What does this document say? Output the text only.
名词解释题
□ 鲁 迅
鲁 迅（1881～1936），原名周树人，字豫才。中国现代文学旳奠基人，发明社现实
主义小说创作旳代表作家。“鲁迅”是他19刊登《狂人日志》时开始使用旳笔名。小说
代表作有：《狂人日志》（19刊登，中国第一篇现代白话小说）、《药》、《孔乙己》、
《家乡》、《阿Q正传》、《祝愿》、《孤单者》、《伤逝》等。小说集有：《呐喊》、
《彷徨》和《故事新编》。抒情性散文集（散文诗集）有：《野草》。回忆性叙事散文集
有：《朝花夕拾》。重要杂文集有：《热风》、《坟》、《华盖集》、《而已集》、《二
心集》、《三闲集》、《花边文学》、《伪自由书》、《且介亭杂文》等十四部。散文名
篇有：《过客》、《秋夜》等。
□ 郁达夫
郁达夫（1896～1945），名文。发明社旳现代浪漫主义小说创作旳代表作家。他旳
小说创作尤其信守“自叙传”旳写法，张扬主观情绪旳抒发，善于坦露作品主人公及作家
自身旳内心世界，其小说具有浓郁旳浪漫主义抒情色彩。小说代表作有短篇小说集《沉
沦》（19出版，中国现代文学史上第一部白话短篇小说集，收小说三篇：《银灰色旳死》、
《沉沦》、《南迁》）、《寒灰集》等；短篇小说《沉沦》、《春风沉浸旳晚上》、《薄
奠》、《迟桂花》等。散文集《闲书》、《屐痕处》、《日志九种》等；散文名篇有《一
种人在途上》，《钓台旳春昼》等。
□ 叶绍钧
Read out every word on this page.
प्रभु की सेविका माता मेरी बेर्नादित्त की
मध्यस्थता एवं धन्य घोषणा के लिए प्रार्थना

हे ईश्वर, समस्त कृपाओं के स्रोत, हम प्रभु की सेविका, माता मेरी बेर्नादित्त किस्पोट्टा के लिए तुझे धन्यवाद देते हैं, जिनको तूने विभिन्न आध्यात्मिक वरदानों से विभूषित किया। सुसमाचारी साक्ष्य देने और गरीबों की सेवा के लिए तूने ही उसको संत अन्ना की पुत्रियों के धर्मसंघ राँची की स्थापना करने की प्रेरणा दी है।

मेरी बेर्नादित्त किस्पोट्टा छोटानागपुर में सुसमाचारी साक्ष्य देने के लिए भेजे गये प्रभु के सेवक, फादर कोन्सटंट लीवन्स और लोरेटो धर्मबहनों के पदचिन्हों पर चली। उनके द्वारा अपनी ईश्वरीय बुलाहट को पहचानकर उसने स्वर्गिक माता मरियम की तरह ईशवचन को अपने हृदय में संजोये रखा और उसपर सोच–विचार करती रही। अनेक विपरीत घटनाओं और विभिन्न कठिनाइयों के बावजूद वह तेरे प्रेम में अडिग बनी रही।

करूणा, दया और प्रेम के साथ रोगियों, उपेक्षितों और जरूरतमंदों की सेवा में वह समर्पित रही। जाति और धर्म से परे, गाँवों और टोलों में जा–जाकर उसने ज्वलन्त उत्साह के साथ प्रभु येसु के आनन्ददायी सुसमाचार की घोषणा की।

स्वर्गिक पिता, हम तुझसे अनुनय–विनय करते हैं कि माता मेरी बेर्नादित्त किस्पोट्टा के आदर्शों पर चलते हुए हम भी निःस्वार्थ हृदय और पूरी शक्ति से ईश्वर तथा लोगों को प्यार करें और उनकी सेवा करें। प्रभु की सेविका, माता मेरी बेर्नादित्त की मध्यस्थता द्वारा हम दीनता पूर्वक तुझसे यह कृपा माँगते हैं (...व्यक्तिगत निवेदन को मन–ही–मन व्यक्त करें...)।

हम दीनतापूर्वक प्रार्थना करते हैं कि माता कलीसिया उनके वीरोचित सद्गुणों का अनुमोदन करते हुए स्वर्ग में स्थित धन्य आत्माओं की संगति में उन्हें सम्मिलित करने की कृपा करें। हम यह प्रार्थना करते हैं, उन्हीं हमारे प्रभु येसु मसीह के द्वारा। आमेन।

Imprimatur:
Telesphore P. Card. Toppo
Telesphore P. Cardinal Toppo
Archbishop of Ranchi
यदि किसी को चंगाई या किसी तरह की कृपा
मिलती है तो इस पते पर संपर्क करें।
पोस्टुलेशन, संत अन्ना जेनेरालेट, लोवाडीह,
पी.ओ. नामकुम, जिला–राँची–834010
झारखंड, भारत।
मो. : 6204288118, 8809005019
^^^^
> [Task to complete]
Show every line in the records above that contains the word "this".

> [Exercise solution]
What does this document say? Output the text only.
Read out every word on this page.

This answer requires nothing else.